## What the exercise asks
Reproduce verbatim every line from the one that includes "Type out the text in this image." to the closing line of the entries; omit everything before it.

## The records
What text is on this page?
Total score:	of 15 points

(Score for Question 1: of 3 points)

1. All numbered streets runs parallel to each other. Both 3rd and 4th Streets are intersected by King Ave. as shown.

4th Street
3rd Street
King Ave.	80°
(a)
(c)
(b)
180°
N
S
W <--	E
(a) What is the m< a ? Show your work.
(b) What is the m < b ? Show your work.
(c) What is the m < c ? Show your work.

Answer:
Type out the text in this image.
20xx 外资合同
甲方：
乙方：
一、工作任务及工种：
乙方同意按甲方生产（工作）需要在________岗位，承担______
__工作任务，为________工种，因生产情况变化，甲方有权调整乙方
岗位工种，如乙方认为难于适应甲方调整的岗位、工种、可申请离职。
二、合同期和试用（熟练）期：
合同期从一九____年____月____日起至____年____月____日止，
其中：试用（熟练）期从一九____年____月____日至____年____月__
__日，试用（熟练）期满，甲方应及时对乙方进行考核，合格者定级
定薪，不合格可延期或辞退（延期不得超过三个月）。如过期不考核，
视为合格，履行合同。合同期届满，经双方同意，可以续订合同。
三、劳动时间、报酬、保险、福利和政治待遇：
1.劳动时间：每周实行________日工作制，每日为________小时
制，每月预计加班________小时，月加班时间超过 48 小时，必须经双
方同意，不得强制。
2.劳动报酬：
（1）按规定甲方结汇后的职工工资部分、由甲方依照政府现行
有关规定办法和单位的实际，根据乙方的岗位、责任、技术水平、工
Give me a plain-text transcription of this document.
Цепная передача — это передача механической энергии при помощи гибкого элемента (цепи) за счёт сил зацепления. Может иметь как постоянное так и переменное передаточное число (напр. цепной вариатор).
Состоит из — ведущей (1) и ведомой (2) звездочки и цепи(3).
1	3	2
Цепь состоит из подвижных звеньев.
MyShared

## Response to the task
Type out the text in this image.
20xx 外资合同
甲方：
乙方：
一、工作任务及工种：
乙方同意按甲方生产（工作）需要在________岗位，承担______
__工作任务，为________工种，因生产情况变化，甲方有权调整乙方
岗位工种，如乙方认为难于适应甲方调整的岗位、工种、可申请离职。
二、合同期和试用（熟练）期：
合同期从一九____年____月____日起至____年____月____日止，
其中：试用（熟练）期从一九____年____月____日至____年____月__
__日，试用（熟练）期满，甲方应及时对乙方进行考核，合格者定级
定薪，不合格可延期或辞退（延期不得超过三个月）。如过期不考核，
视为合格，履行合同。合同期届满，经双方同意，可以续订合同。
三、劳动时间、报酬、保险、福利和政治待遇：
1.劳动时间：每周实行________日工作制，每日为________小时
制，每月预计加班________小时，月加班时间超过 48 小时，必须经双
方同意，不得强制。
2.劳动报酬：
（1）按规定甲方结汇后的职工工资部分、由甲方依照政府现行
有关规定办法和单位的实际，根据乙方的岗位、责任、技术水平、工
Give me a plain-text transcription of this document.
Цепная передача — это передача механической энергии при помощи гибкого элемента (цепи) за счёт сил зацепления. Может иметь как постоянное так и переменное передаточное число (напр. цепной вариатор).
Состоит из — ведущей (1) и ведомой (2) звездочки и цепи(3).
1	3	2
Цепь состоит из подвижных звеньев.
MyShared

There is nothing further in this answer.